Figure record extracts
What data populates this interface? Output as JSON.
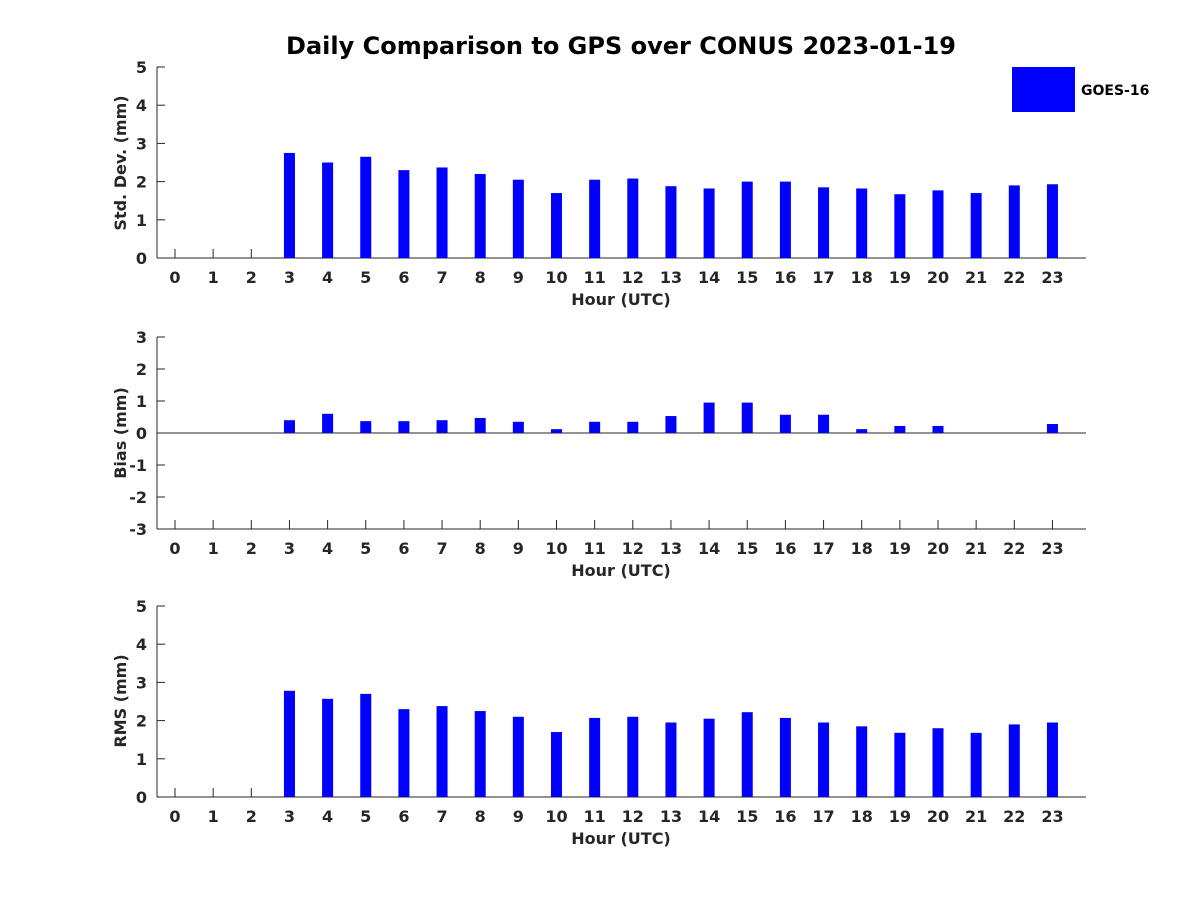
{
  "figure": {
    "title": "Daily Comparison to GPS over CONUS 2023-01-19"
  },
  "legend": {
    "label": "GOES-16",
    "color": "#0000ff"
  },
  "chart_data": [
    {
      "type": "bar",
      "title": "Daily Comparison to GPS over CONUS 2023-01-19",
      "xlabel": "Hour (UTC)",
      "ylabel": "Std. Dev. (mm)",
      "ylim": [
        0,
        5
      ],
      "yticks": [
        "0",
        "1",
        "2",
        "3",
        "4",
        "5"
      ],
      "categories": [
        "0",
        "1",
        "2",
        "3",
        "4",
        "5",
        "6",
        "7",
        "8",
        "9",
        "10",
        "11",
        "12",
        "13",
        "14",
        "15",
        "16",
        "17",
        "18",
        "19",
        "20",
        "21",
        "22",
        "23"
      ],
      "series": [
        {
          "name": "GOES-16",
          "color": "#0000ff",
          "values": [
            null,
            null,
            null,
            2.75,
            2.5,
            2.65,
            2.3,
            2.37,
            2.2,
            2.05,
            1.7,
            2.05,
            2.08,
            1.88,
            1.82,
            2.0,
            2.0,
            1.85,
            1.82,
            1.67,
            1.77,
            1.7,
            1.9,
            1.93
          ]
        }
      ]
    },
    {
      "type": "bar",
      "xlabel": "Hour (UTC)",
      "ylabel": "Bias (mm)",
      "ylim": [
        -3,
        3
      ],
      "yticks": [
        "-3",
        "-2",
        "-1",
        "0",
        "1",
        "2",
        "3"
      ],
      "categories": [
        "0",
        "1",
        "2",
        "3",
        "4",
        "5",
        "6",
        "7",
        "8",
        "9",
        "10",
        "11",
        "12",
        "13",
        "14",
        "15",
        "16",
        "17",
        "18",
        "19",
        "20",
        "21",
        "22",
        "23"
      ],
      "series": [
        {
          "name": "GOES-16",
          "color": "#0000ff",
          "values": [
            null,
            null,
            null,
            0.4,
            0.6,
            0.37,
            0.37,
            0.4,
            0.47,
            0.35,
            0.12,
            0.35,
            0.35,
            0.53,
            0.95,
            0.95,
            0.57,
            0.57,
            0.12,
            0.22,
            0.22,
            0.0,
            0.0,
            0.28
          ]
        }
      ]
    },
    {
      "type": "bar",
      "xlabel": "Hour (UTC)",
      "ylabel": "RMS (mm)",
      "ylim": [
        0,
        5
      ],
      "yticks": [
        "0",
        "1",
        "2",
        "3",
        "4",
        "5"
      ],
      "categories": [
        "0",
        "1",
        "2",
        "3",
        "4",
        "5",
        "6",
        "7",
        "8",
        "9",
        "10",
        "11",
        "12",
        "13",
        "14",
        "15",
        "16",
        "17",
        "18",
        "19",
        "20",
        "21",
        "22",
        "23"
      ],
      "series": [
        {
          "name": "GOES-16",
          "color": "#0000ff",
          "values": [
            null,
            null,
            null,
            2.78,
            2.57,
            2.7,
            2.3,
            2.38,
            2.25,
            2.1,
            1.7,
            2.07,
            2.1,
            1.95,
            2.05,
            2.22,
            2.07,
            1.95,
            1.85,
            1.68,
            1.8,
            1.68,
            1.9,
            1.95
          ]
        }
      ]
    }
  ]
}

**What needs to be done**
Make a word-for-word copy of the entries, without any pictures.

**Full response**
What data populates this interface? Output as JSON.
{
  "figure": {
    "title": "Daily Comparison to GPS over CONUS 2023-01-19"
  },
  "legend": {
    "label": "GOES-16",
    "color": "#0000ff"
  },
  "chart_data": [
    {
      "type": "bar",
      "title": "Daily Comparison to GPS over CONUS 2023-01-19",
      "xlabel": "Hour (UTC)",
      "ylabel": "Std. Dev. (mm)",
      "ylim": [
        0,
        5
      ],
      "yticks": [
        "0",
        "1",
        "2",
        "3",
        "4",
        "5"
      ],
      "categories": [
        "0",
        "1",
        "2",
        "3",
        "4",
        "5",
        "6",
        "7",
        "8",
        "9",
        "10",
        "11",
        "12",
        "13",
        "14",
        "15",
        "16",
        "17",
        "18",
        "19",
        "20",
        "21",
        "22",
        "23"
      ],
      "series": [
        {
          "name": "GOES-16",
          "color": "#0000ff",
          "values": [
            null,
            null,
            null,
            2.75,
            2.5,
            2.65,
            2.3,
            2.37,
            2.2,
            2.05,
            1.7,
            2.05,
            2.08,
            1.88,
            1.82,
            2.0,
            2.0,
            1.85,
            1.82,
            1.67,
            1.77,
            1.7,
            1.9,
            1.93
          ]
        }
      ]
    },
    {
      "type": "bar",
      "xlabel": "Hour (UTC)",
      "ylabel": "Bias (mm)",
      "ylim": [
        -3,
        3
      ],
      "yticks": [
        "-3",
        "-2",
        "-1",
        "0",
        "1",
        "2",
        "3"
      ],
      "categories": [
        "0",
        "1",
        "2",
        "3",
        "4",
        "5",
        "6",
        "7",
        "8",
        "9",
        "10",
        "11",
        "12",
        "13",
        "14",
        "15",
        "16",
        "17",
        "18",
        "19",
        "20",
        "21",
        "22",
        "23"
      ],
      "series": [
        {
          "name": "GOES-16",
          "color": "#0000ff",
          "values": [
            null,
            null,
            null,
            0.4,
            0.6,
            0.37,
            0.37,
            0.4,
            0.47,
            0.35,
            0.12,
            0.35,
            0.35,
            0.53,
            0.95,
            0.95,
            0.57,
            0.57,
            0.12,
            0.22,
            0.22,
            0.0,
            0.0,
            0.28
          ]
        }
      ]
    },
    {
      "type": "bar",
      "xlabel": "Hour (UTC)",
      "ylabel": "RMS (mm)",
      "ylim": [
        0,
        5
      ],
      "yticks": [
        "0",
        "1",
        "2",
        "3",
        "4",
        "5"
      ],
      "categories": [
        "0",
        "1",
        "2",
        "3",
        "4",
        "5",
        "6",
        "7",
        "8",
        "9",
        "10",
        "11",
        "12",
        "13",
        "14",
        "15",
        "16",
        "17",
        "18",
        "19",
        "20",
        "21",
        "22",
        "23"
      ],
      "series": [
        {
          "name": "GOES-16",
          "color": "#0000ff",
          "values": [
            null,
            null,
            null,
            2.78,
            2.57,
            2.7,
            2.3,
            2.38,
            2.25,
            2.1,
            1.7,
            2.07,
            2.1,
            1.95,
            2.05,
            2.22,
            2.07,
            1.95,
            1.85,
            1.68,
            1.8,
            1.68,
            1.9,
            1.95
          ]
        }
      ]
    }
  ]
}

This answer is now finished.